(What the task requires) Select, from the material below, each line with "White" in it.

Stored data
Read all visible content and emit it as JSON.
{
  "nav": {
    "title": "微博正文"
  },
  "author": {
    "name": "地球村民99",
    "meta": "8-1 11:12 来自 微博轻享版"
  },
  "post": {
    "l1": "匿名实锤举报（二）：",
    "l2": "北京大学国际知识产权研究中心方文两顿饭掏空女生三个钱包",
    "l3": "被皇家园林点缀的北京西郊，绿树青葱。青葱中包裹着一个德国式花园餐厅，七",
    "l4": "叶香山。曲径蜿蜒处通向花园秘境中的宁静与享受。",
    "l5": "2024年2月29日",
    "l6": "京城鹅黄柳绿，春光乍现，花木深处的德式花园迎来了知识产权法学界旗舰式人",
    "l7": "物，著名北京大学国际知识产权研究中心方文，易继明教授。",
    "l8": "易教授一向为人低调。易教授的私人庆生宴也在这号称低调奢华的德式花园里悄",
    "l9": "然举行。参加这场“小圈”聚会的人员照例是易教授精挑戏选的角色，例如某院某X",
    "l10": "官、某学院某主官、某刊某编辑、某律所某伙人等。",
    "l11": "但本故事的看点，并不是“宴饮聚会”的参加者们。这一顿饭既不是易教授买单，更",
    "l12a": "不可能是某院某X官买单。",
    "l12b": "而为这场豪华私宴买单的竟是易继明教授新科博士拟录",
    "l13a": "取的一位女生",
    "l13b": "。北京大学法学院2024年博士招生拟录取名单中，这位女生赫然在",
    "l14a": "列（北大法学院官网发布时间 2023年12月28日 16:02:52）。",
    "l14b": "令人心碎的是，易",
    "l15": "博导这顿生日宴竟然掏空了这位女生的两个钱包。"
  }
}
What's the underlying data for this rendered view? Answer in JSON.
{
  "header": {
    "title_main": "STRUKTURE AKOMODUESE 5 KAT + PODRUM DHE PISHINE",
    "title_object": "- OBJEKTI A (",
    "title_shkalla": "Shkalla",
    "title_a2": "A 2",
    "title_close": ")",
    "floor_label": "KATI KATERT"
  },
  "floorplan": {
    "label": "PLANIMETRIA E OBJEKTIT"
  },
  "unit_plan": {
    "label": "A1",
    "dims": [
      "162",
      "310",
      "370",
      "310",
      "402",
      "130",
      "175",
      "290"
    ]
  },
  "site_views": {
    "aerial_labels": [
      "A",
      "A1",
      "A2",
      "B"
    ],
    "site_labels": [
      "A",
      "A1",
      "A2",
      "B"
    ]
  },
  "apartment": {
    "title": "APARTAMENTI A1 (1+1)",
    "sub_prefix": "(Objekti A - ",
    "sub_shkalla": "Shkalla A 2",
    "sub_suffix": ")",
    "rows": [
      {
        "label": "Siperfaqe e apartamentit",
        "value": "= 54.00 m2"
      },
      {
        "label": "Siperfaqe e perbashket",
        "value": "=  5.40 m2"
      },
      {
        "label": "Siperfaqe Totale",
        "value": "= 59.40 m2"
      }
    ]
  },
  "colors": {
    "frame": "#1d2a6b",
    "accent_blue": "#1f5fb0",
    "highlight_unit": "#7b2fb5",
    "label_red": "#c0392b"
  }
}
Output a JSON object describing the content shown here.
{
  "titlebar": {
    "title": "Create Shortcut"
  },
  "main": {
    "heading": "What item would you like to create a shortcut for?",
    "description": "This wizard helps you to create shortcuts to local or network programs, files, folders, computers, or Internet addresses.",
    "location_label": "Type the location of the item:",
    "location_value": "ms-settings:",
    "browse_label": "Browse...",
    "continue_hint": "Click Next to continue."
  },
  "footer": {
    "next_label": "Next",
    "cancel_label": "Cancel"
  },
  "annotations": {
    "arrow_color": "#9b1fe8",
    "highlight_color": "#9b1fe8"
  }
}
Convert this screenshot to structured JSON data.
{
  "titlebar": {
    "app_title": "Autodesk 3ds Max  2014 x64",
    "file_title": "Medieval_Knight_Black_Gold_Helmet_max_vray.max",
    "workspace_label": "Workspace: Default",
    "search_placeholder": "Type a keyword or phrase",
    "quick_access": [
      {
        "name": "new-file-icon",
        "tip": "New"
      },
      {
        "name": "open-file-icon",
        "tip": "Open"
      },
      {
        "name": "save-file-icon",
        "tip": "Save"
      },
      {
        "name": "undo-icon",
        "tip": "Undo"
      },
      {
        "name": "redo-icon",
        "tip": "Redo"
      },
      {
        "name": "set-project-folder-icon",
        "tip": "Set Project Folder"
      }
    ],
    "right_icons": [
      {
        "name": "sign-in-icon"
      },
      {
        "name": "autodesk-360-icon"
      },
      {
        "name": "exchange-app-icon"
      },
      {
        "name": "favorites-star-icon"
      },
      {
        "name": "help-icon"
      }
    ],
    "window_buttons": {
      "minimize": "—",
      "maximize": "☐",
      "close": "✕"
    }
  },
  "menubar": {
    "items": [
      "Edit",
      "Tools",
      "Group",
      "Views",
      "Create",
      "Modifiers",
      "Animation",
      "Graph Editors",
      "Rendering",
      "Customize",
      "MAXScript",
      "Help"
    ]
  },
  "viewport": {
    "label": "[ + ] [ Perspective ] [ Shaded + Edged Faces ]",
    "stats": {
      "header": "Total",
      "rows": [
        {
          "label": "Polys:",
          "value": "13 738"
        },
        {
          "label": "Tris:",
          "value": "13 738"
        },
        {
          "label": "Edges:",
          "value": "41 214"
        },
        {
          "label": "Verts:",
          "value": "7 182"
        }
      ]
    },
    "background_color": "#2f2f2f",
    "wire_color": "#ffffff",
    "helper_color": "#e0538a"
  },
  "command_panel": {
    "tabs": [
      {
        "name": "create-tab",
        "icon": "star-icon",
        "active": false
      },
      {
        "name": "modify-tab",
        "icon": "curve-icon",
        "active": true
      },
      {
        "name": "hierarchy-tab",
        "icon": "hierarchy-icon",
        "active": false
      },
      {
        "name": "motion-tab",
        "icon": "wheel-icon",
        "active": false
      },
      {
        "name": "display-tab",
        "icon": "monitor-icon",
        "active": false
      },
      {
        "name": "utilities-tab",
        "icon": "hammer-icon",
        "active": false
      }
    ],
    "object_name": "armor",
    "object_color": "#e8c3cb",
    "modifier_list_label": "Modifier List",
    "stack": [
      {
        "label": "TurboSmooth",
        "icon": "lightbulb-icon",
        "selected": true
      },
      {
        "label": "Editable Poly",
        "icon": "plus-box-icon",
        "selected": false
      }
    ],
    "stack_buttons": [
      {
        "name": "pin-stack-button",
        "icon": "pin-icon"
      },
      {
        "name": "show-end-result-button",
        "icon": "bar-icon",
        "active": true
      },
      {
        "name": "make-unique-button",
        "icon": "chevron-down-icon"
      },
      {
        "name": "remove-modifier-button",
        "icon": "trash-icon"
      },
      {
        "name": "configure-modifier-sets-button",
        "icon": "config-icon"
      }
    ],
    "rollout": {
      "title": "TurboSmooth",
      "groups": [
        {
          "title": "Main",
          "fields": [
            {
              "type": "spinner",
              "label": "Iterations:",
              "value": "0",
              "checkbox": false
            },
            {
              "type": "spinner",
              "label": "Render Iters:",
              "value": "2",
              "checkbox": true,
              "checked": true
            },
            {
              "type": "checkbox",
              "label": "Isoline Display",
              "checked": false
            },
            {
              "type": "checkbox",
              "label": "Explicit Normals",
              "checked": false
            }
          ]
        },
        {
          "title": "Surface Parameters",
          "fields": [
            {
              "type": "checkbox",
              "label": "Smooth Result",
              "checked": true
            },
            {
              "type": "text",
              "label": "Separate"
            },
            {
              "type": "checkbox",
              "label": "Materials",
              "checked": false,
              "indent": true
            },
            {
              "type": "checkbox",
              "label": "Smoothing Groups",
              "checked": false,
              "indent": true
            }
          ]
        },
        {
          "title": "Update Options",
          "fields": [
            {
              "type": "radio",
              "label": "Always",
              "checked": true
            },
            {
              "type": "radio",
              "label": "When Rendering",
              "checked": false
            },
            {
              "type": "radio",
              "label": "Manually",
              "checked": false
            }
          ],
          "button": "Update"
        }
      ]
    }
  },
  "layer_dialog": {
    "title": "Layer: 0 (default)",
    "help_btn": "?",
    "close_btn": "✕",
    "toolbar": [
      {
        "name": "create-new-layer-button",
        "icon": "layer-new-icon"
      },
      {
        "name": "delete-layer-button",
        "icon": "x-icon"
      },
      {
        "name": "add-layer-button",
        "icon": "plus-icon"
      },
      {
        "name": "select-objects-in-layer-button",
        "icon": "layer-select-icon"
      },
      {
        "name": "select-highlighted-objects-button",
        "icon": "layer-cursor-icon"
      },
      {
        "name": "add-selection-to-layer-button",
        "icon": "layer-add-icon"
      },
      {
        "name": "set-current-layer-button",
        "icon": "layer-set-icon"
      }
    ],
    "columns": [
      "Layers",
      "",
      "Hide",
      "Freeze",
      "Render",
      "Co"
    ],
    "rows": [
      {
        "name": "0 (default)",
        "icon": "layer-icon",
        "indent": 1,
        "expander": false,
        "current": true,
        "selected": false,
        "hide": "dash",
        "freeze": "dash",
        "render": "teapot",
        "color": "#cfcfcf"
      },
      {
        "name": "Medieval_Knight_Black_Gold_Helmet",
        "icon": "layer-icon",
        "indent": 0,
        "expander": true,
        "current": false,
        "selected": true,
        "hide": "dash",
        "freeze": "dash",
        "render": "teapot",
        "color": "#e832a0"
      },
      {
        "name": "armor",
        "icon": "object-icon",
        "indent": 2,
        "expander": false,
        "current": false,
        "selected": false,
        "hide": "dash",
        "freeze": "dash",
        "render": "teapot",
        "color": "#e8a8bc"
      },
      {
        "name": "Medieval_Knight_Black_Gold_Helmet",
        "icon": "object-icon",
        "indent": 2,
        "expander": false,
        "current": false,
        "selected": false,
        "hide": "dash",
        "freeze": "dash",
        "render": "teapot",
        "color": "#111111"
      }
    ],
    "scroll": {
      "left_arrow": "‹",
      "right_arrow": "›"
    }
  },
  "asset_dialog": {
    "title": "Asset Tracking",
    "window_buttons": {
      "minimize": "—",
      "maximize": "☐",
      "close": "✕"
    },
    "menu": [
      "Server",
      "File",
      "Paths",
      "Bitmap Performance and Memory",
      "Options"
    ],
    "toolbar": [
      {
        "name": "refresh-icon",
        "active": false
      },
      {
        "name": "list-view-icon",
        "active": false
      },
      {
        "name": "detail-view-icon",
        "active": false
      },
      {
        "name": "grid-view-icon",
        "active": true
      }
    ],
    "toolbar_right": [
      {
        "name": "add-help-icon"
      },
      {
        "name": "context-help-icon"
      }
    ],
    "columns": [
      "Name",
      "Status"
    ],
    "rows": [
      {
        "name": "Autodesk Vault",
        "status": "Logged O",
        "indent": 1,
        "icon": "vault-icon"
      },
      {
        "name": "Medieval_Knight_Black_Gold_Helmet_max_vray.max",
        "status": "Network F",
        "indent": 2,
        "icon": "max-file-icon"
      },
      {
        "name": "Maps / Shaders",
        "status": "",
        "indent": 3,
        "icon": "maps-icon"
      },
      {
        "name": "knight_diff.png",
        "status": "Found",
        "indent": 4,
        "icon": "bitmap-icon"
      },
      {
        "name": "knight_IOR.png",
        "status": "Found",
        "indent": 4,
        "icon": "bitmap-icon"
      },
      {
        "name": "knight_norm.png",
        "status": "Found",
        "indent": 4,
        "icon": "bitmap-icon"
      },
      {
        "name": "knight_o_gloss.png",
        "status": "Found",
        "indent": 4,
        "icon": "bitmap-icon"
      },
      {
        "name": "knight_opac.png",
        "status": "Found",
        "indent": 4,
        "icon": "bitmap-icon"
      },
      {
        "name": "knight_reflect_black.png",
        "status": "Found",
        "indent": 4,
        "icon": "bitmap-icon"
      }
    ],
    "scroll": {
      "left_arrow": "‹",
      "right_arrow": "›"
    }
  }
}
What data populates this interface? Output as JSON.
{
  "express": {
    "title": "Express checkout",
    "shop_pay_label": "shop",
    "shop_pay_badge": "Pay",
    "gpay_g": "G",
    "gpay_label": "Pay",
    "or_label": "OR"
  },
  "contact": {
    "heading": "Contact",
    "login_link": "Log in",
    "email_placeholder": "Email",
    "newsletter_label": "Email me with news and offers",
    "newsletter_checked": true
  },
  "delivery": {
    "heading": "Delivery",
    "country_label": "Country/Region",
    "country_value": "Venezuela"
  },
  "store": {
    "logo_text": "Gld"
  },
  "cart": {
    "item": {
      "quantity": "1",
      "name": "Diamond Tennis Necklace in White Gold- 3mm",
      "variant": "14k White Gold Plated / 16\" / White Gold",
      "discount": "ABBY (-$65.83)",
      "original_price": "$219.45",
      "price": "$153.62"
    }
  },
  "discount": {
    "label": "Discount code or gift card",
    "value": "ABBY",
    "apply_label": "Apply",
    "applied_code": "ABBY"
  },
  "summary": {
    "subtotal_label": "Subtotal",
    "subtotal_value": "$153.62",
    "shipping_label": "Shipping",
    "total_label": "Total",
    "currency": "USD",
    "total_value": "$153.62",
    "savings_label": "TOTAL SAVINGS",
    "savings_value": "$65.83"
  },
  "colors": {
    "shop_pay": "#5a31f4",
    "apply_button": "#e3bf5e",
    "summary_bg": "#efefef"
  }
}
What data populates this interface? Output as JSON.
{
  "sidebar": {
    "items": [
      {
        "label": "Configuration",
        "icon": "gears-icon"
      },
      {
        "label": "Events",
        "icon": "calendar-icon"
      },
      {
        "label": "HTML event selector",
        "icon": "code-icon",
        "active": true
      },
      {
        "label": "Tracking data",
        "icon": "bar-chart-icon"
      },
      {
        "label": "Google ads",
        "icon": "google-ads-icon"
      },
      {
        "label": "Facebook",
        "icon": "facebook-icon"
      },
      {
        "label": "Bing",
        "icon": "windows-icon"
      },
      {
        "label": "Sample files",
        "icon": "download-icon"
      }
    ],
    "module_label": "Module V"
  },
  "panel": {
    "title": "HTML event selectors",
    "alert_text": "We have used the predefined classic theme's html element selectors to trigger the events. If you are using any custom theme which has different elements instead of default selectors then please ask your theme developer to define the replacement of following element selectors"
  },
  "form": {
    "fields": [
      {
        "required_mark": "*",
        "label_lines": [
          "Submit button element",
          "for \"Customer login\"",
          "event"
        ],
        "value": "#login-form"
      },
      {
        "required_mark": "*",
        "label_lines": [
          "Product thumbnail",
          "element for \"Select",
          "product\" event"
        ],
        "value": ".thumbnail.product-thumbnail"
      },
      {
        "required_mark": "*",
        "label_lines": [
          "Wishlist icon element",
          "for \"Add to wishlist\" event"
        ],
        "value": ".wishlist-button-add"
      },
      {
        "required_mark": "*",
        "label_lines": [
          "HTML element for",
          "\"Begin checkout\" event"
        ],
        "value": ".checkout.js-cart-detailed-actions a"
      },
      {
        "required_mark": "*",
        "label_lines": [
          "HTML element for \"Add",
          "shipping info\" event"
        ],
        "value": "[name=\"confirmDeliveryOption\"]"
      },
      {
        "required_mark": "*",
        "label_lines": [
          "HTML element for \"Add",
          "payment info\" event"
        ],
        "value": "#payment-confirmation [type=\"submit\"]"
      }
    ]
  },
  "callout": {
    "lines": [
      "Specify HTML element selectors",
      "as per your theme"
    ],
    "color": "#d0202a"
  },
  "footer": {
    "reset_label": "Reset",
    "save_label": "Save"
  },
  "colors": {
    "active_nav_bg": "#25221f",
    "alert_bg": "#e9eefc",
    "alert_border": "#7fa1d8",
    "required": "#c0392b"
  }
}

(Task output)
      "name": "Diamond Tennis Necklace in White Gold- 3mm",
      "variant": "14k White Gold Plated / 16\" / White Gold",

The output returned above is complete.